Directive: Below are records; work out how many of their lines contain "notchesVisible" and give only that number.

Records for processing:

■ ■ ■ ■ ■ ■ ■

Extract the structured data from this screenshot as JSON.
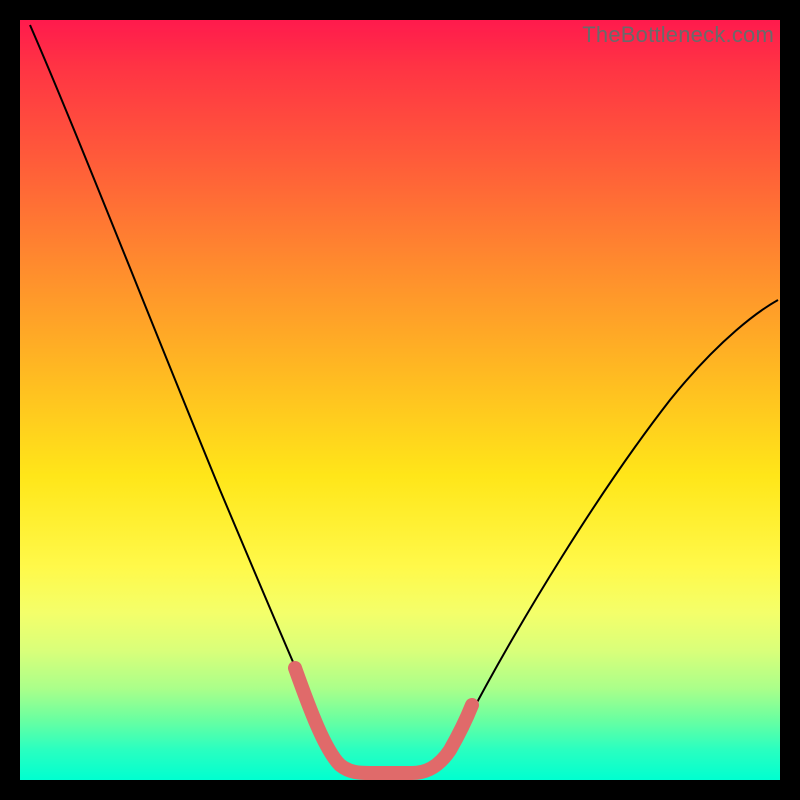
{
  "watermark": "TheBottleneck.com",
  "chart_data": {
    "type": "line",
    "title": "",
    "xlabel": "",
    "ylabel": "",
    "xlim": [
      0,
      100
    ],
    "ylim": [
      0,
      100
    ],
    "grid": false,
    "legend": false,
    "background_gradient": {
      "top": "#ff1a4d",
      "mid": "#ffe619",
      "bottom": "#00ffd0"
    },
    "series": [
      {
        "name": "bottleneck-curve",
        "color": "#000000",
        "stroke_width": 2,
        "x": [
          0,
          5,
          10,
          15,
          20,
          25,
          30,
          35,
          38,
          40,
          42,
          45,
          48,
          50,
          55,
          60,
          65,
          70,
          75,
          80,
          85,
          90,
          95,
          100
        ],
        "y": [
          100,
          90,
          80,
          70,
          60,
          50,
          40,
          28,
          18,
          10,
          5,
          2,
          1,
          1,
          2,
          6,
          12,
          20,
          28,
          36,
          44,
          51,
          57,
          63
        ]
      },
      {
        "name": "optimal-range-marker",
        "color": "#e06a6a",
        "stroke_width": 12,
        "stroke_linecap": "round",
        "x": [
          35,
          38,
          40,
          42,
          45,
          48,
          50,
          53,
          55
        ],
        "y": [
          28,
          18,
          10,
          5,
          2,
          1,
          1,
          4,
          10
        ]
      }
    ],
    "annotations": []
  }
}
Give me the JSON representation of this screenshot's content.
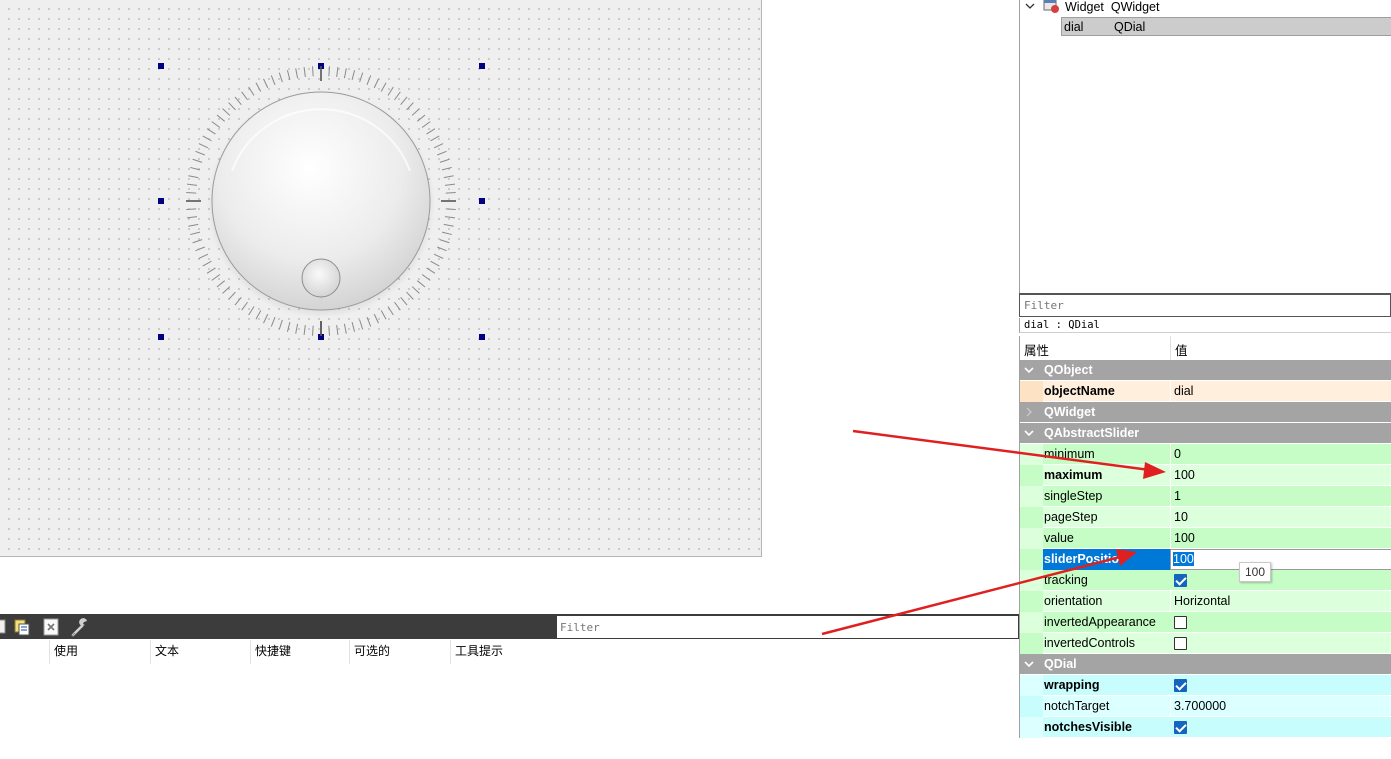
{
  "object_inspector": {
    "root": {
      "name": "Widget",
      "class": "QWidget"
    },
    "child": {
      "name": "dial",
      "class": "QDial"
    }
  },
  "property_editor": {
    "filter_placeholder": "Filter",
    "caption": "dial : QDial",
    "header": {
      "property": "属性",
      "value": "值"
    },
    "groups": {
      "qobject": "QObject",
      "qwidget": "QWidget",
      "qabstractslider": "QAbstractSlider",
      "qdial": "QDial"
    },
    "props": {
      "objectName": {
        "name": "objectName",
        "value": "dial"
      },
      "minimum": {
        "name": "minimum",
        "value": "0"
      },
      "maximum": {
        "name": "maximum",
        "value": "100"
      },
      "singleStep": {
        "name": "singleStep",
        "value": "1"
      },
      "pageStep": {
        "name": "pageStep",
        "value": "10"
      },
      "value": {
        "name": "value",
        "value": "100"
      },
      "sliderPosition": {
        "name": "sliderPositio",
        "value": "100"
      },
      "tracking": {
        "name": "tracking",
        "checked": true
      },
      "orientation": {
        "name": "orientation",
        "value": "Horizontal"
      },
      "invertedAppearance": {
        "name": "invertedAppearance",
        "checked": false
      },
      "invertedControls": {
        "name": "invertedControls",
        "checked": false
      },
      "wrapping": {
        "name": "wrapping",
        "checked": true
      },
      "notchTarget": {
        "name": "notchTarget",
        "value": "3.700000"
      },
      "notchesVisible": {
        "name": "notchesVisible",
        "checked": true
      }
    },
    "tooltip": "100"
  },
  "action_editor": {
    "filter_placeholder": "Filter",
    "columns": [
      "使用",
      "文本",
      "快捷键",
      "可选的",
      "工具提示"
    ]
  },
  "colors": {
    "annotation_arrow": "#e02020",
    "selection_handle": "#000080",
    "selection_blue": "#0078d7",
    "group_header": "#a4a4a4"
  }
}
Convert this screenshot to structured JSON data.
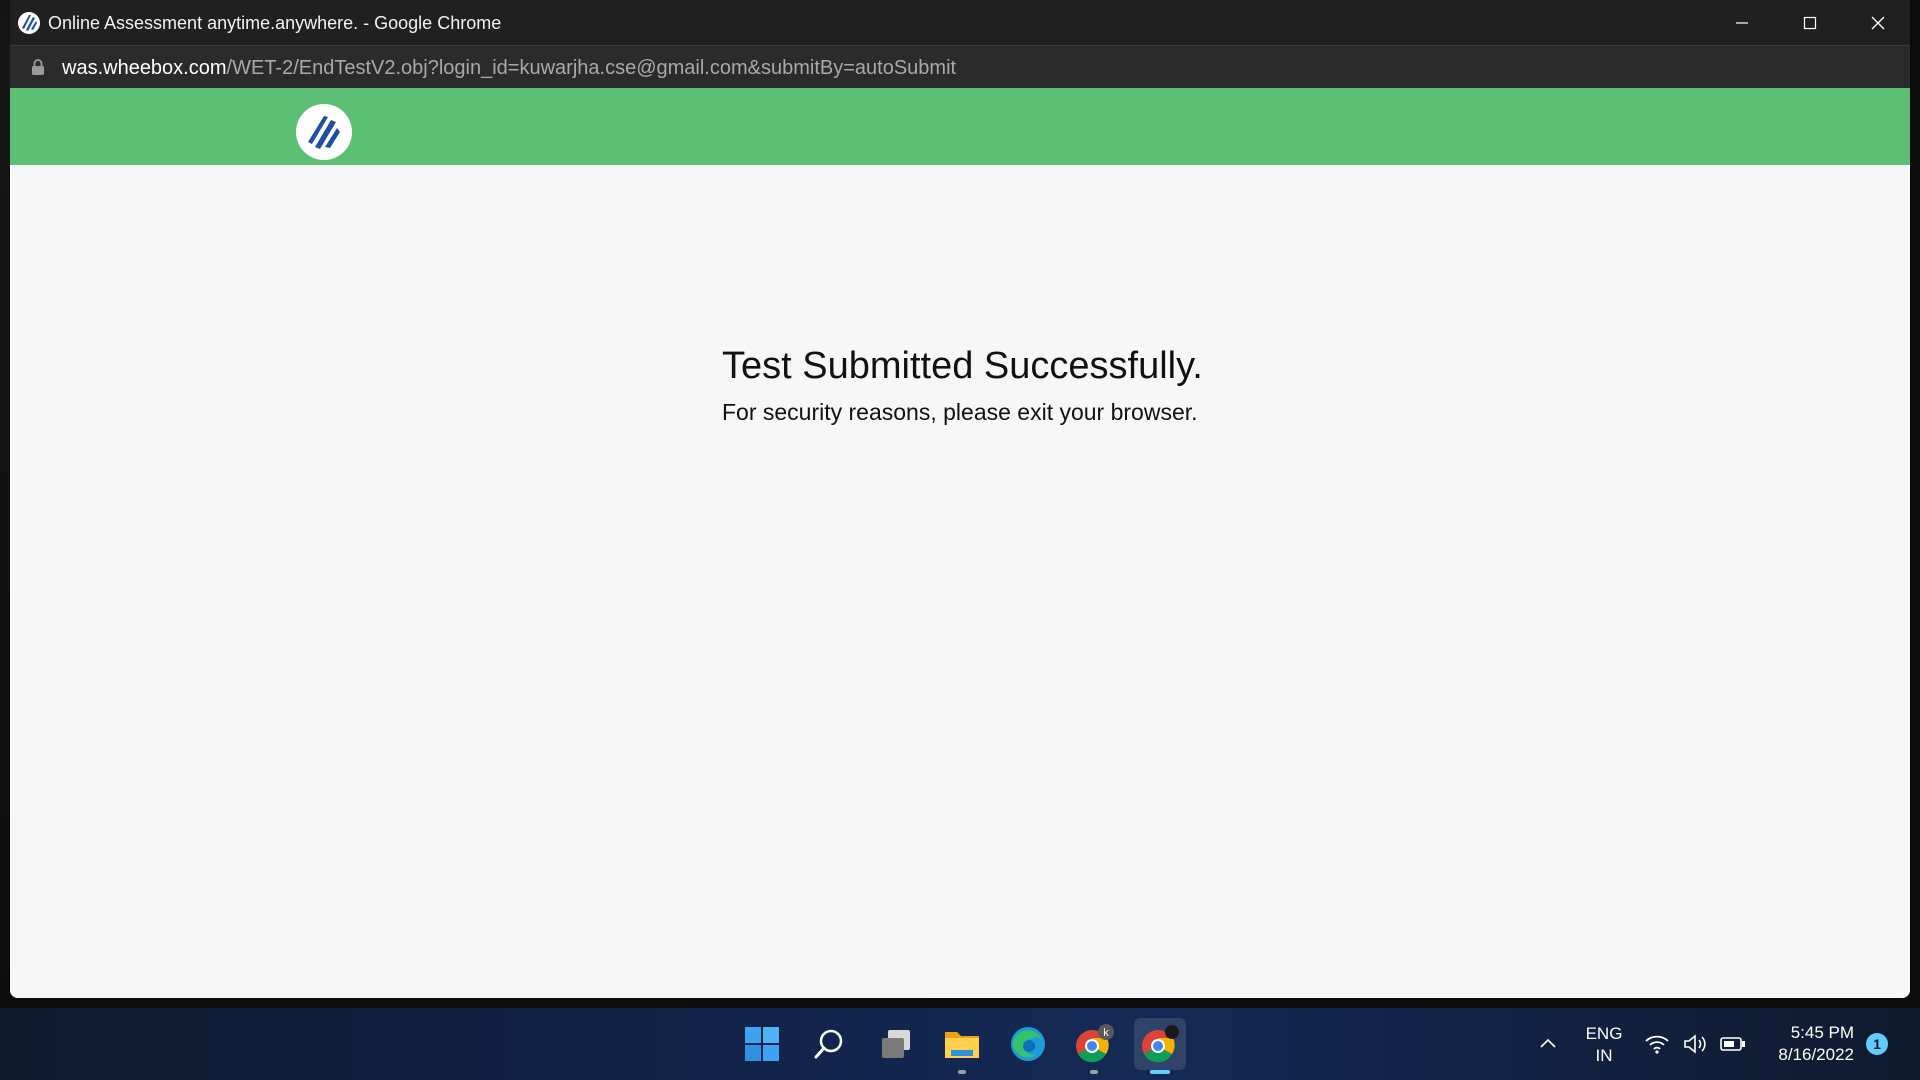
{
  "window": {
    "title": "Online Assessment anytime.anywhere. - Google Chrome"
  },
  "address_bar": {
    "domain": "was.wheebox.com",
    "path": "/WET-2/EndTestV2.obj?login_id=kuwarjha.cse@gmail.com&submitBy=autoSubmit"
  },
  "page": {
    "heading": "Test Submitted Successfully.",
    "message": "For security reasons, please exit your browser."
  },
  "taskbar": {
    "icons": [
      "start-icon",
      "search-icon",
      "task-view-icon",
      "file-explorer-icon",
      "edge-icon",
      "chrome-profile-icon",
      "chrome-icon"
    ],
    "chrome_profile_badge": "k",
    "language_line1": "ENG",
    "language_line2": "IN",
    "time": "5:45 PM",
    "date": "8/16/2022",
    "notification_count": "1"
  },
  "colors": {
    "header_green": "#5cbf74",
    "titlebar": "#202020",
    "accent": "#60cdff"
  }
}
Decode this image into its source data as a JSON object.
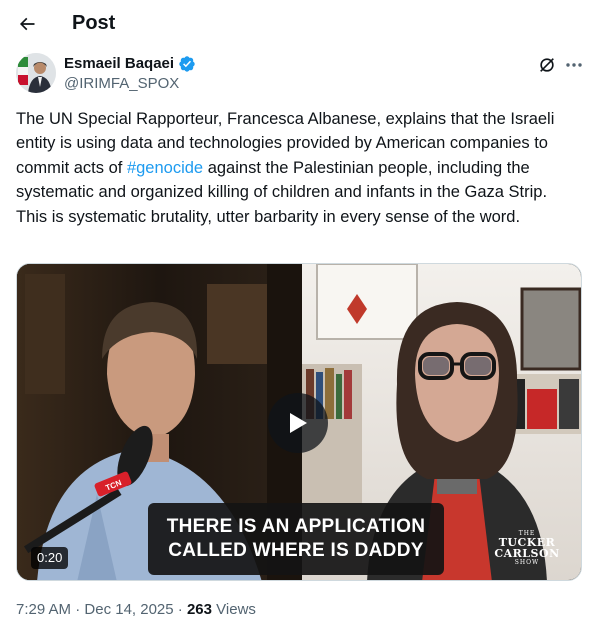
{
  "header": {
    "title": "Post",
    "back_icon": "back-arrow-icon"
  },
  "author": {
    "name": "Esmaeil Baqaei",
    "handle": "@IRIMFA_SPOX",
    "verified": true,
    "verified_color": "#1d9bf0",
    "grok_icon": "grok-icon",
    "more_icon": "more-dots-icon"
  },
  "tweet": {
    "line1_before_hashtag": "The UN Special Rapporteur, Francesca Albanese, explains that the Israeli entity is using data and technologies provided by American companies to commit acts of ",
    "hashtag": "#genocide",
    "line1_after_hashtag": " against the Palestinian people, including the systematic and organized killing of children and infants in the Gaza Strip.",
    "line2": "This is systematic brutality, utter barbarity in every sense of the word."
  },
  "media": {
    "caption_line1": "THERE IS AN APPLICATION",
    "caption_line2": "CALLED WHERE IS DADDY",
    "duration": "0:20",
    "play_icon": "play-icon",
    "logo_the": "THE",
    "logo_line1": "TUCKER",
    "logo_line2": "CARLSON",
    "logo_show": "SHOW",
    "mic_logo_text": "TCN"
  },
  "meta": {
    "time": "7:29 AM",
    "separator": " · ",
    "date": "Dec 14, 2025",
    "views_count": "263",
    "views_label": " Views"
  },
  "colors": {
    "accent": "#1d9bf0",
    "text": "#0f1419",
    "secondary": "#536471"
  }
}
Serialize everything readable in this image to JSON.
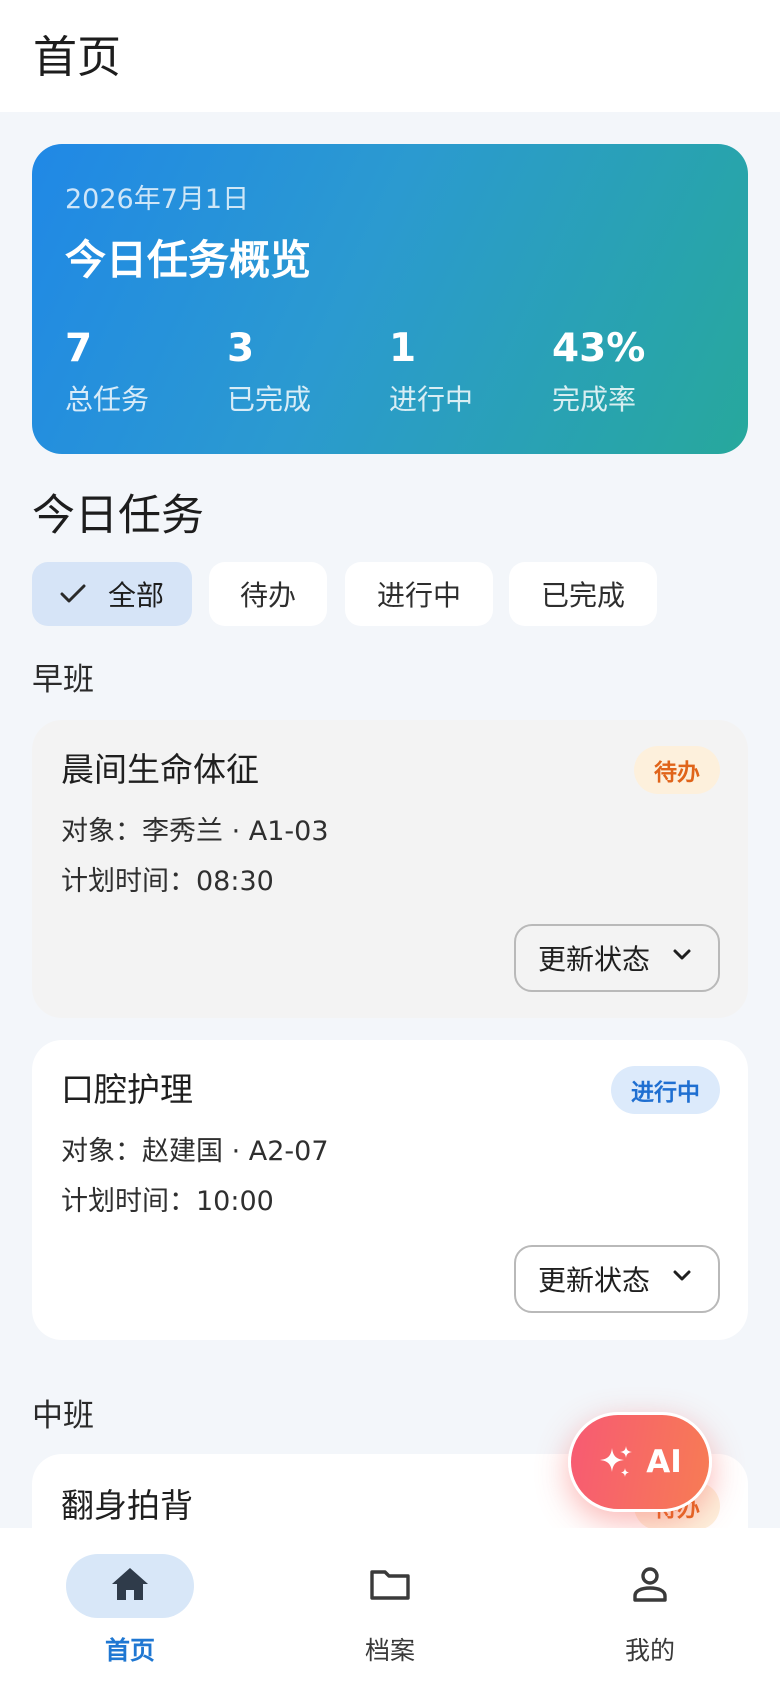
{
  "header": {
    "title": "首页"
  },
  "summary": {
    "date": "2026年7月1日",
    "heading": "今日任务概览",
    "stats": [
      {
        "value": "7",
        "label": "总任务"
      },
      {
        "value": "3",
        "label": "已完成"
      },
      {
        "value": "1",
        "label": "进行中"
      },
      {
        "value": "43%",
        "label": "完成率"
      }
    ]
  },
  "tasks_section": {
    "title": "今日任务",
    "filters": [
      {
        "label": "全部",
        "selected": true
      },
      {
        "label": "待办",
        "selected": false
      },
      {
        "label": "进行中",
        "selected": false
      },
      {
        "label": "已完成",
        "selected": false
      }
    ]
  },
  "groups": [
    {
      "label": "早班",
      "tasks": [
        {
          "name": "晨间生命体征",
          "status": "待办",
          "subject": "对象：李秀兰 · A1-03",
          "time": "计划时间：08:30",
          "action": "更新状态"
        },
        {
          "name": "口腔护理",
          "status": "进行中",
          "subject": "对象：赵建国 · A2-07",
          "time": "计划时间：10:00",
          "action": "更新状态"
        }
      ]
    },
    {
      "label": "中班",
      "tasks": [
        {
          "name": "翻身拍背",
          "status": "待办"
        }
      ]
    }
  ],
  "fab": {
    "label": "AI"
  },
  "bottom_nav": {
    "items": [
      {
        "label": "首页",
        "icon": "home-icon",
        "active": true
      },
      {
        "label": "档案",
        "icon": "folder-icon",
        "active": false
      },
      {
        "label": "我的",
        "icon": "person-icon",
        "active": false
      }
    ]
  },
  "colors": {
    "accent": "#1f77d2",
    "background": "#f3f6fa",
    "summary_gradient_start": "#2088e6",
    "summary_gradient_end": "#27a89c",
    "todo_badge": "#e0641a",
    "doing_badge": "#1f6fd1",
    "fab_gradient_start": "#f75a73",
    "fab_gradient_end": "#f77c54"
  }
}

■ ■ ■ ■ ■ ■ ■

Output of the exercise: 2